### Extract
= Beginning of Section =

Four extraction systems were evaluated to determine extraction efficiency for standardized phospholipids from BSA, which was used as a surrogate biological system. In general, Folch extraction provided good extraction efficiency for most phospholipids except PS (60%), DLCL (66%), LPC (40%) and LPI (8%). The extraction procedure described by Christiansen provided equal extraction efficiency for phospholipids and improved extraction efficiency with LPC (68%) and LPI (47%). We also tested two other extraction systems used in our lab, ACN:IPA (3:1, 1 mL) [33] and ACN:MeOH (3:1, 1 mL) [34], and both were not as efficient as the method of Christiansen (Figure 5).
Figure 5.
Recovery of standardized phospholipids extracted from BSA and from pre-packed silica gel SPE column (n=6). Standardized phospholipids were mixed with 0.2% BSA and extracted with ACN:MeOH (dark grey), ACN:IPA (light grey), method of Folch (black) or method of Christiansen (white). The extracts were subjected to the silica gel column and recovery was determined by comparing the amounts of standardized phospholipids recovered from extraction and silica gel column to the same amount of control standardized phospholipids using PME as an external standard.
We next compared the methods of Folch [25] and Christiansen [24] for phospholipid extraction from mitochondria. Although not significant, there was a consistent trend in greater recovery with Christiansen's method (Figure 6). With similar, or slightly improved, extraction, but with the more convenient monophasic system, we selected Christiansen's method [24] for phospholipid extraction.

= End of Section =

### Data provided
= Beginning of Section =

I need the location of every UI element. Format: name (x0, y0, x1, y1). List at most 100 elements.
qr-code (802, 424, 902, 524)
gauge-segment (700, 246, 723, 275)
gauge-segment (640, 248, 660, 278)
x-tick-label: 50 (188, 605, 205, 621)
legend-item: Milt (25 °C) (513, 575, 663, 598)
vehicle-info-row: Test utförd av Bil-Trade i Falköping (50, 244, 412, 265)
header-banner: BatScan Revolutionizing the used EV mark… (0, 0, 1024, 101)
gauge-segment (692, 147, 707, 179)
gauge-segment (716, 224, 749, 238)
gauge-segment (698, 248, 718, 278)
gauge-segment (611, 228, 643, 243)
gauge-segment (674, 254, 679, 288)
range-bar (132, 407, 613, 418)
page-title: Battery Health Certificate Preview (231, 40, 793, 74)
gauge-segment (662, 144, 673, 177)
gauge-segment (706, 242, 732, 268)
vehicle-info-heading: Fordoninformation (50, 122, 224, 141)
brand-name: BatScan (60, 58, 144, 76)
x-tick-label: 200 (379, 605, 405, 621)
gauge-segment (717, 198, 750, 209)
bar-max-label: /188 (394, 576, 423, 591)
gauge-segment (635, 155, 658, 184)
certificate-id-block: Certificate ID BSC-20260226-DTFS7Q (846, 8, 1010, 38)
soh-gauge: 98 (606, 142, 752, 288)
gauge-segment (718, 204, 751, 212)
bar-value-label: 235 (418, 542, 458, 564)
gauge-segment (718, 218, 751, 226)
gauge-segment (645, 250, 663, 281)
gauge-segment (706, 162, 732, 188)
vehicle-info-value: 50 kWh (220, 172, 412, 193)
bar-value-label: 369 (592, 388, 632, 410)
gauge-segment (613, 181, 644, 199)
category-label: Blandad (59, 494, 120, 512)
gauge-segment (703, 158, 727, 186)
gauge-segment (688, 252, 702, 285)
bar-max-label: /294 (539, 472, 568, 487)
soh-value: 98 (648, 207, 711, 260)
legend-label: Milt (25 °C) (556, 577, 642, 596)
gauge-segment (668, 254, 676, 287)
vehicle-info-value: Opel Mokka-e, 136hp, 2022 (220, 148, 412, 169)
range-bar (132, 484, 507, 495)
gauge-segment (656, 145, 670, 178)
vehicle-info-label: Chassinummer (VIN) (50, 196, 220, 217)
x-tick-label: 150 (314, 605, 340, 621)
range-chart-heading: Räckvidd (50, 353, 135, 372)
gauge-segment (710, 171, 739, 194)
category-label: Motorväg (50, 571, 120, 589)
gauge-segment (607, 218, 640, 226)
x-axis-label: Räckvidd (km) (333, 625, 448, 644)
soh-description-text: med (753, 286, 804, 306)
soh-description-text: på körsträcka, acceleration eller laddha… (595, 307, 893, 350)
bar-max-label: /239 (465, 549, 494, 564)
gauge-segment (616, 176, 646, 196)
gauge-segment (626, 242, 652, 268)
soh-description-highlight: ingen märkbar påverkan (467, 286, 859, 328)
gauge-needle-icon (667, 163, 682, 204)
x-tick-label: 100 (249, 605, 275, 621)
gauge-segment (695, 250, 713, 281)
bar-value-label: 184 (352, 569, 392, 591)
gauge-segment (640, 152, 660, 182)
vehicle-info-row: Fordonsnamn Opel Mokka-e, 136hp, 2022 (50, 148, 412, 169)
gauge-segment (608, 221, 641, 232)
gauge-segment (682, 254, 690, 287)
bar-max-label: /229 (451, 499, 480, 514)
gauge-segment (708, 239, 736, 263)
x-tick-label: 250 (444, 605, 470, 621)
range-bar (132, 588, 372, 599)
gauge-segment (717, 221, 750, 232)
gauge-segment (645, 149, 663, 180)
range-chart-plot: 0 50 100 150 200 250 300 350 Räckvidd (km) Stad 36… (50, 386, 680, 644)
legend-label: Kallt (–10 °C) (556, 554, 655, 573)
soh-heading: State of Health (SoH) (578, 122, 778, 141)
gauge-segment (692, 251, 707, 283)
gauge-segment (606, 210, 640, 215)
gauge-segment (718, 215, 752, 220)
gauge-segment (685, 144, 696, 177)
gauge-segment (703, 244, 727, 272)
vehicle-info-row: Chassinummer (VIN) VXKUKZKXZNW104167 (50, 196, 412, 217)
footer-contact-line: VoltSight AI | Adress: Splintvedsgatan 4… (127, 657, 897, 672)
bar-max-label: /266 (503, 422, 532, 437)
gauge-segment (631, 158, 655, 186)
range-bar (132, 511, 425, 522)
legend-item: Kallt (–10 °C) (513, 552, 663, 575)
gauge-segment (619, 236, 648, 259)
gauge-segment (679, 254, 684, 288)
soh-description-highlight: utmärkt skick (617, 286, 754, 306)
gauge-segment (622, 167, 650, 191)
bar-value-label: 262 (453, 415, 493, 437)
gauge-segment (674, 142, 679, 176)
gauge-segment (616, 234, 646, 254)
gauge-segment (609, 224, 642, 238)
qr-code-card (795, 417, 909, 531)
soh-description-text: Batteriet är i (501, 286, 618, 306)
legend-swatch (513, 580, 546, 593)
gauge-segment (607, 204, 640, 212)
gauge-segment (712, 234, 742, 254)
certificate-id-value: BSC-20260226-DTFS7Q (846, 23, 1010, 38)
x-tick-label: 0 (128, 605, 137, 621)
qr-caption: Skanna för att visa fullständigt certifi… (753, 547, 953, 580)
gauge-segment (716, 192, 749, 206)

= End of Section =

### Work order 1
The phospholipid extraction excerpt names the phospholipids that Folch extraction did not extract well. List each one with its percentage.
### Work order 2
In the phospholipid extraction excerpt, transcribe everything from "We next compared" down to "for phospholipid extraction.".

### Response box 1
- PS (60%)
- DLCL (66%)
- LPC (40%)
- LPI (8%)

### Response box 2
We next compared the methods of Folch [25] and Christiansen [24] for phospholipid extraction from mitochondria. Although not significant, there was a consistent trend in greater recovery with Christiansen's method (Figure 6). With similar, or slightly improved, extraction, but with the more convenient monophasic system, we selected Christiansen's method [24] for phospholipid extraction.